───── Excerpted data

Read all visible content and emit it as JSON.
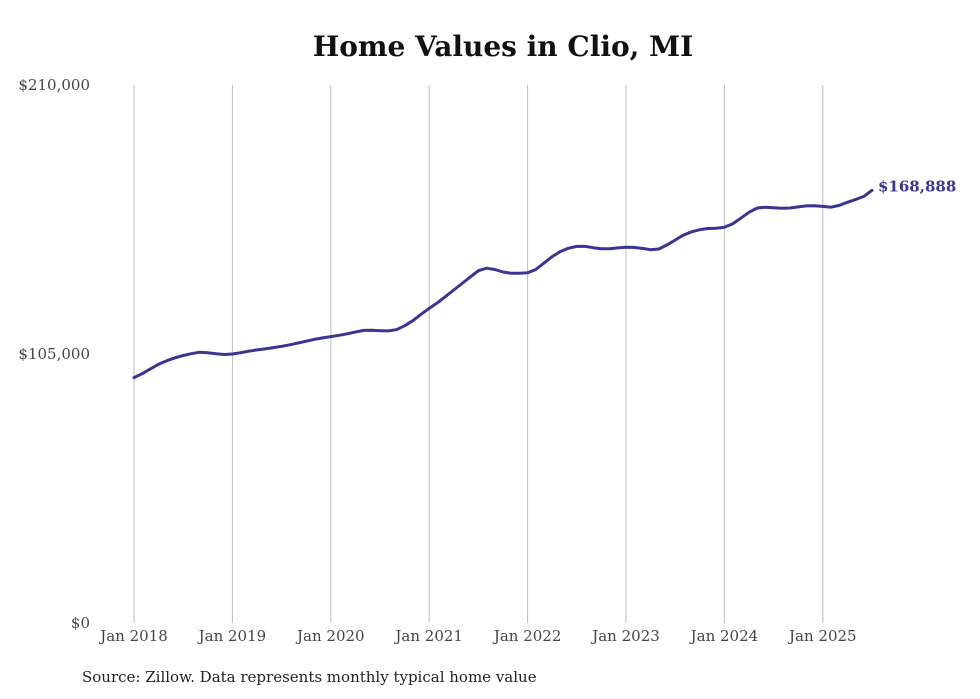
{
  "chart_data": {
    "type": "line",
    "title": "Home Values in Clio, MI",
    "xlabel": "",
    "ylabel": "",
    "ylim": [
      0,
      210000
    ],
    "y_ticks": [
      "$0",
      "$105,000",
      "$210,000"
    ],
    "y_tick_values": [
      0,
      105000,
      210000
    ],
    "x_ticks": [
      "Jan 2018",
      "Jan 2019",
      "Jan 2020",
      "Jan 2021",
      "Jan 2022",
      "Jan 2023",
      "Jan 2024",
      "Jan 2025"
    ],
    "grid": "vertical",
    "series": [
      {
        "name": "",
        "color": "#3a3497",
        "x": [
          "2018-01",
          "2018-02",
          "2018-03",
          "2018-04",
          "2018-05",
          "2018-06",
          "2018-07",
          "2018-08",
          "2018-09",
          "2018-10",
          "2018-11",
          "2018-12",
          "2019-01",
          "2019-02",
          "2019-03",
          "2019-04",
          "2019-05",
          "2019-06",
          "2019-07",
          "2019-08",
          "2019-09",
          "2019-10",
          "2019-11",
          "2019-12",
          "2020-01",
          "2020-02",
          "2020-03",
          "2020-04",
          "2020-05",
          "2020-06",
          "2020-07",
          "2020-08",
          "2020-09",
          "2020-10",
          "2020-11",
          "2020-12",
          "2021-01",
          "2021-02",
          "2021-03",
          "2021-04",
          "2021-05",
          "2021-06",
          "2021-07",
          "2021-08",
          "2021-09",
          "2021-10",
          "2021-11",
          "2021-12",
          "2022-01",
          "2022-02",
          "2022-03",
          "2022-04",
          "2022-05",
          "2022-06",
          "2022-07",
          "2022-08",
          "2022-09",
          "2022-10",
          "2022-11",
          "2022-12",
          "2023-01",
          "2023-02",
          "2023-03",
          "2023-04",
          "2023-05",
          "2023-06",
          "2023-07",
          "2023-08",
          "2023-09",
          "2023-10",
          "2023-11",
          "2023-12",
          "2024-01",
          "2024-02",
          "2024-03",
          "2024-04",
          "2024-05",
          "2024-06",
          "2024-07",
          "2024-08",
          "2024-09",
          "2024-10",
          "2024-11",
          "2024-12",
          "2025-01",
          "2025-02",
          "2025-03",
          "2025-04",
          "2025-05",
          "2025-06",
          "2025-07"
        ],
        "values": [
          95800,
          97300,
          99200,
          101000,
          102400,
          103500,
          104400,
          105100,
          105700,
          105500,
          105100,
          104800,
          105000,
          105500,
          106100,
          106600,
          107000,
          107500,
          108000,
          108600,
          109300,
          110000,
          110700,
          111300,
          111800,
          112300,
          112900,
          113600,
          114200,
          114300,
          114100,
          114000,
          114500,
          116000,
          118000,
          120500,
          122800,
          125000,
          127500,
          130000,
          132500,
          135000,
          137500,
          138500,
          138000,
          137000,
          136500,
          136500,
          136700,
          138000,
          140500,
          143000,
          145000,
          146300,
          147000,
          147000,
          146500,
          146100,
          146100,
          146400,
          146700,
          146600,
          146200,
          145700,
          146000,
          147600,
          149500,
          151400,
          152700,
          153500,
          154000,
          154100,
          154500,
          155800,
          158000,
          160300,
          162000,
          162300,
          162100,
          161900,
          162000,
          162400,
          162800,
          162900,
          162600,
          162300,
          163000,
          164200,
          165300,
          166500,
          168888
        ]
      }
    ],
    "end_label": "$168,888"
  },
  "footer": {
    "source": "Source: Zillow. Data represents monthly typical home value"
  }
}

──────────

» Exercise requirements
Extract all the data above exactly, excluding every picture.

» In response
Read all visible content and emit it as JSON.
{
  "chart_data": {
    "type": "line",
    "title": "Home Values in Clio, MI",
    "xlabel": "",
    "ylabel": "",
    "ylim": [
      0,
      210000
    ],
    "y_ticks": [
      "$0",
      "$105,000",
      "$210,000"
    ],
    "y_tick_values": [
      0,
      105000,
      210000
    ],
    "x_ticks": [
      "Jan 2018",
      "Jan 2019",
      "Jan 2020",
      "Jan 2021",
      "Jan 2022",
      "Jan 2023",
      "Jan 2024",
      "Jan 2025"
    ],
    "grid": "vertical",
    "series": [
      {
        "name": "",
        "color": "#3a3497",
        "x": [
          "2018-01",
          "2018-02",
          "2018-03",
          "2018-04",
          "2018-05",
          "2018-06",
          "2018-07",
          "2018-08",
          "2018-09",
          "2018-10",
          "2018-11",
          "2018-12",
          "2019-01",
          "2019-02",
          "2019-03",
          "2019-04",
          "2019-05",
          "2019-06",
          "2019-07",
          "2019-08",
          "2019-09",
          "2019-10",
          "2019-11",
          "2019-12",
          "2020-01",
          "2020-02",
          "2020-03",
          "2020-04",
          "2020-05",
          "2020-06",
          "2020-07",
          "2020-08",
          "2020-09",
          "2020-10",
          "2020-11",
          "2020-12",
          "2021-01",
          "2021-02",
          "2021-03",
          "2021-04",
          "2021-05",
          "2021-06",
          "2021-07",
          "2021-08",
          "2021-09",
          "2021-10",
          "2021-11",
          "2021-12",
          "2022-01",
          "2022-02",
          "2022-03",
          "2022-04",
          "2022-05",
          "2022-06",
          "2022-07",
          "2022-08",
          "2022-09",
          "2022-10",
          "2022-11",
          "2022-12",
          "2023-01",
          "2023-02",
          "2023-03",
          "2023-04",
          "2023-05",
          "2023-06",
          "2023-07",
          "2023-08",
          "2023-09",
          "2023-10",
          "2023-11",
          "2023-12",
          "2024-01",
          "2024-02",
          "2024-03",
          "2024-04",
          "2024-05",
          "2024-06",
          "2024-07",
          "2024-08",
          "2024-09",
          "2024-10",
          "2024-11",
          "2024-12",
          "2025-01",
          "2025-02",
          "2025-03",
          "2025-04",
          "2025-05",
          "2025-06",
          "2025-07"
        ],
        "values": [
          95800,
          97300,
          99200,
          101000,
          102400,
          103500,
          104400,
          105100,
          105700,
          105500,
          105100,
          104800,
          105000,
          105500,
          106100,
          106600,
          107000,
          107500,
          108000,
          108600,
          109300,
          110000,
          110700,
          111300,
          111800,
          112300,
          112900,
          113600,
          114200,
          114300,
          114100,
          114000,
          114500,
          116000,
          118000,
          120500,
          122800,
          125000,
          127500,
          130000,
          132500,
          135000,
          137500,
          138500,
          138000,
          137000,
          136500,
          136500,
          136700,
          138000,
          140500,
          143000,
          145000,
          146300,
          147000,
          147000,
          146500,
          146100,
          146100,
          146400,
          146700,
          146600,
          146200,
          145700,
          146000,
          147600,
          149500,
          151400,
          152700,
          153500,
          154000,
          154100,
          154500,
          155800,
          158000,
          160300,
          162000,
          162300,
          162100,
          161900,
          162000,
          162400,
          162800,
          162900,
          162600,
          162300,
          163000,
          164200,
          165300,
          166500,
          168888
        ]
      }
    ],
    "end_label": "$168,888"
  },
  "footer": {
    "source": "Source: Zillow. Data represents monthly typical home value"
  }
}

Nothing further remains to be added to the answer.